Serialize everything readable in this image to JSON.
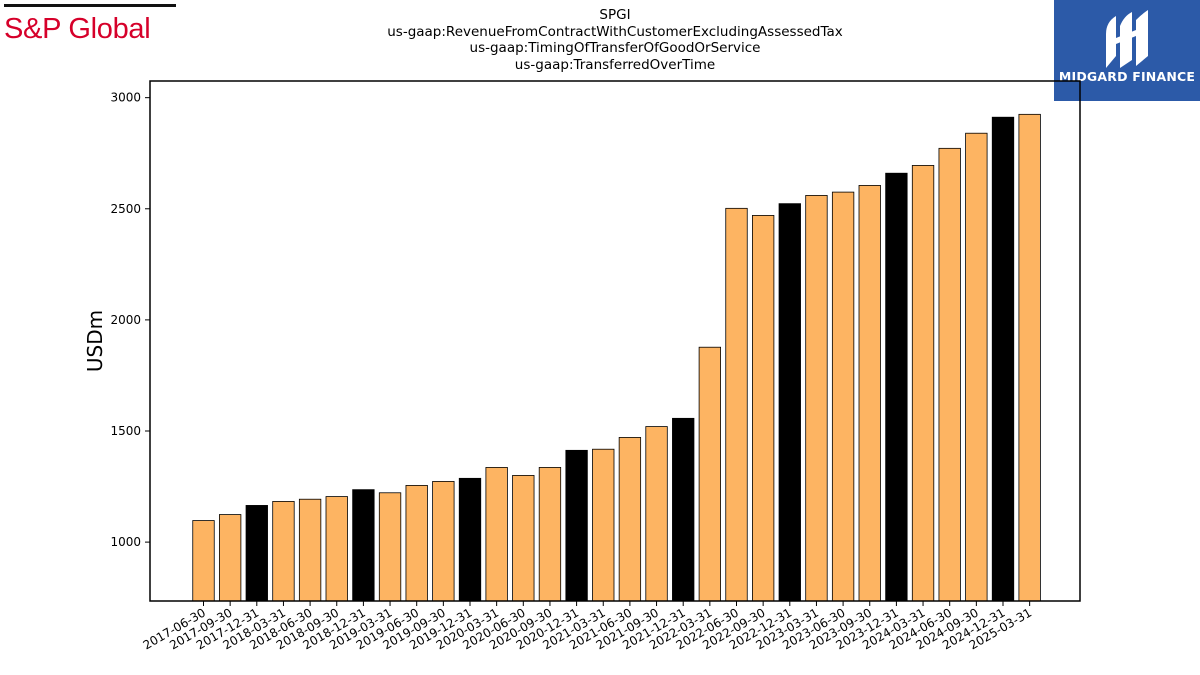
{
  "header": {
    "left_logo_text": "S&P Global",
    "right_logo_text": "MIDGARD FINANCE",
    "title_lines": [
      "SPGI",
      "us-gaap:RevenueFromContractWithCustomerExcludingAssessedTax",
      "us-gaap:TimingOfTransferOfGoodOrService",
      "us-gaap:TransferredOverTime"
    ]
  },
  "colors": {
    "bar_default": "#fdb462",
    "bar_highlight": "#000000",
    "bar_edge": "#000000",
    "sp_red": "#d6002a",
    "midgard_blue": "#2c5aa8"
  },
  "icons": {
    "midgard_logo": "midgard-mark-icon"
  },
  "chart_data": {
    "type": "bar",
    "title": "SPGI us-gaap:RevenueFromContractWithCustomerExcludingAssessedTax us-gaap:TimingOfTransferOfGoodOrService us-gaap:TransferredOverTime",
    "xlabel": "",
    "ylabel": "USDm",
    "ylim": [
      735,
      3075
    ],
    "yticks": [
      1000,
      1500,
      2000,
      2500,
      3000
    ],
    "grid": false,
    "legend": "none",
    "categories": [
      "2017-06-30",
      "2017-09-30",
      "2017-12-31",
      "2018-03-31",
      "2018-06-30",
      "2018-09-30",
      "2018-12-31",
      "2019-03-31",
      "2019-06-30",
      "2019-09-30",
      "2019-12-31",
      "2020-03-31",
      "2020-06-30",
      "2020-09-30",
      "2020-12-31",
      "2021-03-31",
      "2021-06-30",
      "2021-09-30",
      "2021-12-31",
      "2022-03-31",
      "2022-06-30",
      "2022-09-30",
      "2022-12-31",
      "2023-03-31",
      "2023-06-30",
      "2023-09-30",
      "2023-12-31",
      "2024-03-31",
      "2024-06-30",
      "2024-09-30",
      "2024-12-31",
      "2025-03-31"
    ],
    "values": [
      1097,
      1124,
      1165,
      1183,
      1193,
      1205,
      1236,
      1222,
      1255,
      1273,
      1287,
      1336,
      1300,
      1336,
      1413,
      1418,
      1471,
      1520,
      1557,
      1877,
      2502,
      2470,
      2523,
      2560,
      2575,
      2605,
      2660,
      2695,
      2772,
      2840,
      2912,
      2925
    ],
    "highlight_year_end": [
      "2017-12-31",
      "2018-12-31",
      "2019-12-31",
      "2020-12-31",
      "2021-12-31",
      "2022-12-31",
      "2023-12-31",
      "2024-12-31"
    ]
  }
}
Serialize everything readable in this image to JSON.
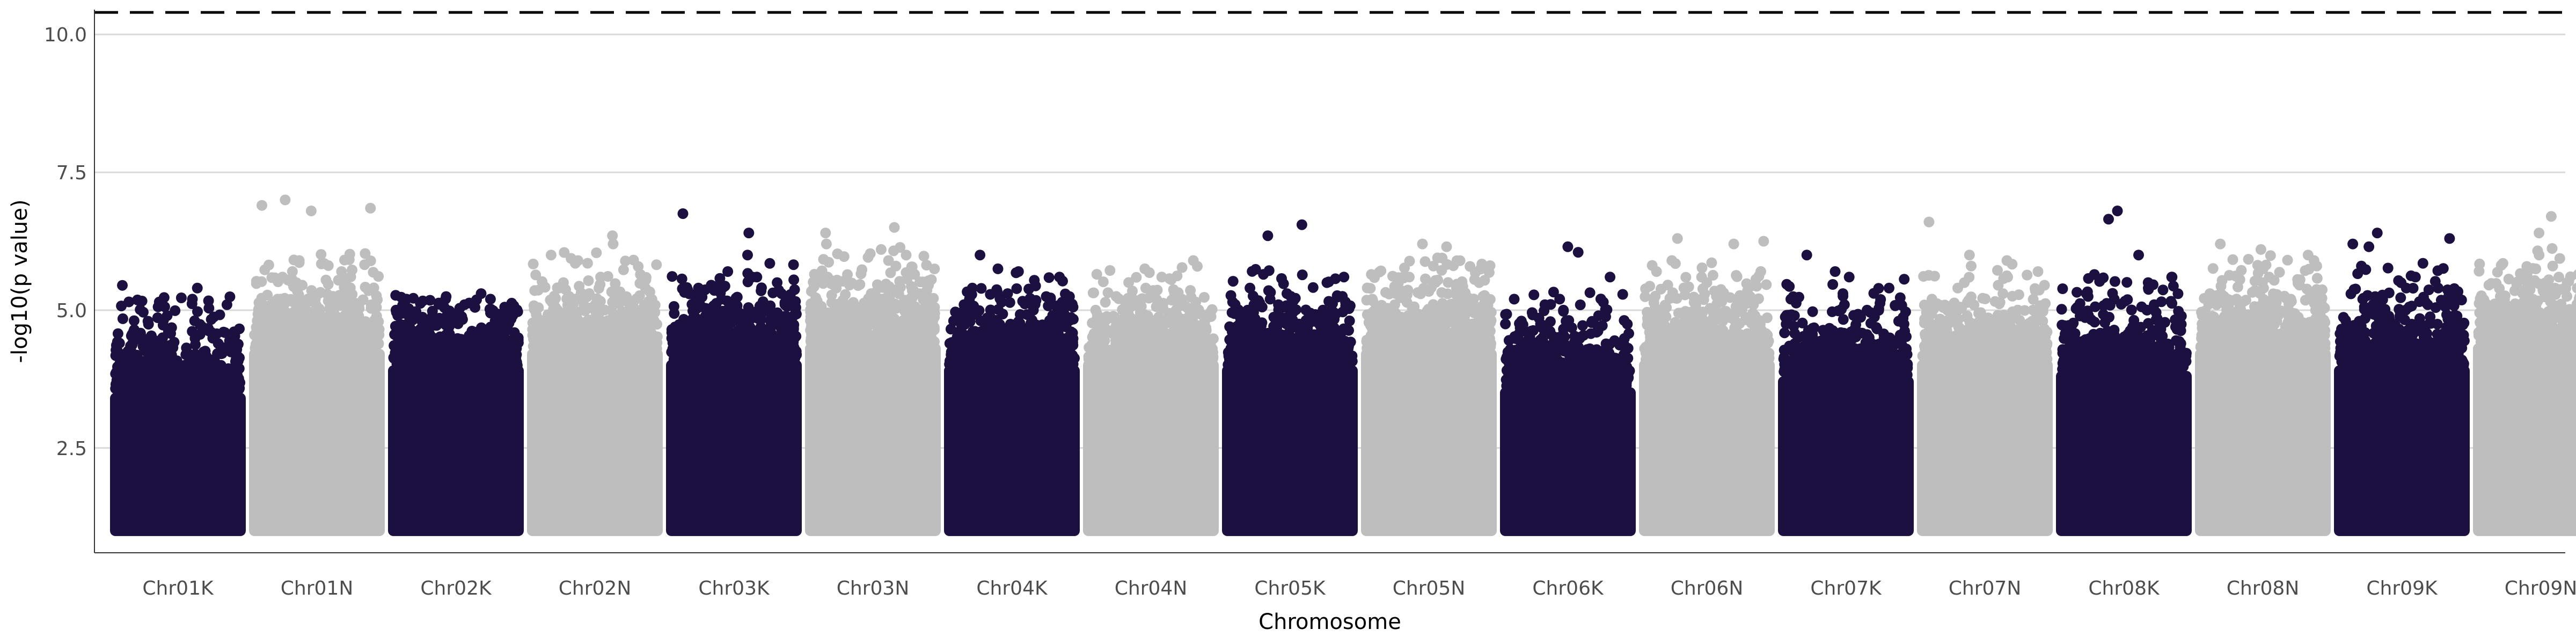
{
  "chart_data": {
    "type": "scatter",
    "title": "",
    "xlabel": "Chromosome",
    "ylabel": "-log10(p value)",
    "ylim": [
      0.6,
      10.45
    ],
    "yticks": [
      2.5,
      5.0,
      7.5,
      10.0
    ],
    "ytick_labels": [
      "2.5",
      "5.0",
      "7.5",
      "10.0"
    ],
    "grid": "horizontal-major",
    "legend": "none",
    "threshold": {
      "value": 10.4,
      "style": "dashed",
      "color": "#000000"
    },
    "point_min": 1.0,
    "colors": {
      "odd": "#1c1040",
      "even": "#bebebe"
    },
    "categories": [
      "Chr01K",
      "Chr01N",
      "Chr02K",
      "Chr02N",
      "Chr03K",
      "Chr03N",
      "Chr04K",
      "Chr04N",
      "Chr05K",
      "Chr05N",
      "Chr06K",
      "Chr06N",
      "Chr07K",
      "Chr07N",
      "Chr08K",
      "Chr08N",
      "Chr09K",
      "Chr09N"
    ],
    "chromosomes": [
      {
        "name": "Chr01K",
        "color": "#1c1040",
        "dense_top": 3.5,
        "peaks": [
          5.45,
          5.4,
          5.2,
          5.15,
          5.1,
          4.9,
          4.8,
          4.7,
          4.6,
          4.5
        ]
      },
      {
        "name": "Chr01N",
        "color": "#bebebe",
        "dense_top": 4.3,
        "peaks": [
          7.0,
          6.9,
          6.8,
          6.85,
          5.9,
          5.7,
          5.6,
          5.5,
          5.3,
          5.2
        ]
      },
      {
        "name": "Chr02K",
        "color": "#1c1040",
        "dense_top": 4.0,
        "peaks": [
          5.3,
          5.2,
          5.2,
          5.1,
          5.05,
          5.0,
          4.9,
          4.8,
          4.7,
          4.6
        ]
      },
      {
        "name": "Chr02N",
        "color": "#bebebe",
        "dense_top": 4.3,
        "peaks": [
          6.35,
          6.2,
          6.0,
          5.9,
          5.85,
          5.6,
          5.55,
          5.5,
          5.2,
          5.1
        ]
      },
      {
        "name": "Chr03K",
        "color": "#1c1040",
        "dense_top": 4.1,
        "peaks": [
          6.75,
          6.4,
          6.0,
          5.7,
          5.6,
          5.6,
          5.5,
          5.4,
          5.3,
          5.2
        ]
      },
      {
        "name": "Chr03N",
        "color": "#bebebe",
        "dense_top": 4.4,
        "peaks": [
          6.5,
          6.4,
          6.2,
          6.1,
          6.0,
          5.9,
          5.8,
          5.6,
          5.4,
          5.3
        ]
      },
      {
        "name": "Chr04K",
        "color": "#1c1040",
        "dense_top": 4.0,
        "peaks": [
          6.0,
          5.75,
          5.7,
          5.6,
          5.4,
          5.3,
          5.2,
          5.1,
          5.0,
          4.9
        ]
      },
      {
        "name": "Chr04N",
        "color": "#bebebe",
        "dense_top": 4.1,
        "peaks": [
          5.9,
          5.75,
          5.6,
          5.2,
          5.1,
          5.0,
          4.9,
          4.8,
          4.7,
          4.6
        ]
      },
      {
        "name": "Chr05K",
        "color": "#1c1040",
        "dense_top": 4.0,
        "peaks": [
          6.55,
          6.35,
          5.65,
          5.5,
          5.4,
          5.3,
          5.2,
          5.1,
          5.0,
          4.9
        ]
      },
      {
        "name": "Chr05N",
        "color": "#bebebe",
        "dense_top": 4.3,
        "peaks": [
          6.2,
          6.15,
          5.8,
          5.6,
          5.5,
          5.4,
          5.3,
          5.2,
          5.1,
          5.0
        ]
      },
      {
        "name": "Chr06K",
        "color": "#1c1040",
        "dense_top": 3.6,
        "peaks": [
          6.15,
          6.05,
          5.6,
          5.2,
          5.1,
          5.0,
          4.9,
          4.8,
          4.7,
          4.6
        ]
      },
      {
        "name": "Chr06N",
        "color": "#bebebe",
        "dense_top": 4.1,
        "peaks": [
          6.3,
          6.25,
          6.2,
          5.9,
          5.7,
          5.6,
          5.5,
          5.3,
          5.2,
          5.1
        ]
      },
      {
        "name": "Chr07K",
        "color": "#1c1040",
        "dense_top": 3.8,
        "peaks": [
          6.0,
          5.7,
          5.6,
          5.4,
          5.3,
          5.2,
          5.1,
          5.0,
          4.9,
          4.8
        ]
      },
      {
        "name": "Chr07N",
        "color": "#bebebe",
        "dense_top": 4.1,
        "peaks": [
          6.6,
          6.0,
          5.9,
          5.8,
          5.7,
          5.6,
          5.5,
          5.4,
          5.3,
          5.2
        ]
      },
      {
        "name": "Chr08K",
        "color": "#1c1040",
        "dense_top": 3.9,
        "peaks": [
          6.8,
          6.65,
          6.0,
          5.6,
          5.5,
          5.4,
          5.3,
          5.2,
          5.1,
          5.0
        ]
      },
      {
        "name": "Chr08N",
        "color": "#bebebe",
        "dense_top": 4.3,
        "peaks": [
          6.2,
          6.1,
          6.0,
          5.9,
          5.8,
          5.6,
          5.5,
          5.4,
          5.3,
          5.2
        ]
      },
      {
        "name": "Chr09K",
        "color": "#1c1040",
        "dense_top": 4.0,
        "peaks": [
          6.4,
          6.3,
          6.2,
          6.15,
          5.85,
          5.8,
          5.6,
          5.4,
          5.2,
          5.1
        ]
      },
      {
        "name": "Chr09N",
        "color": "#bebebe",
        "dense_top": 4.4,
        "peaks": [
          6.7,
          6.65,
          6.4,
          6.2,
          6.0,
          5.8,
          5.6,
          5.5,
          5.4,
          5.3
        ]
      }
    ]
  }
}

_What you have to do_:
Gather from the entries above all lines that include the string "TimingOfTransferOfGoodOrService".

_Answer to this exercise_:
      "us-gaap:TimingOfTransferOfGoodOrService",
    "title": "SPGI us-gaap:RevenueFromContractWithCustomerExcludingAssessedTax us-gaap:TimingOfTransferOfGoodOrService us-gaap:TransferredOverTime",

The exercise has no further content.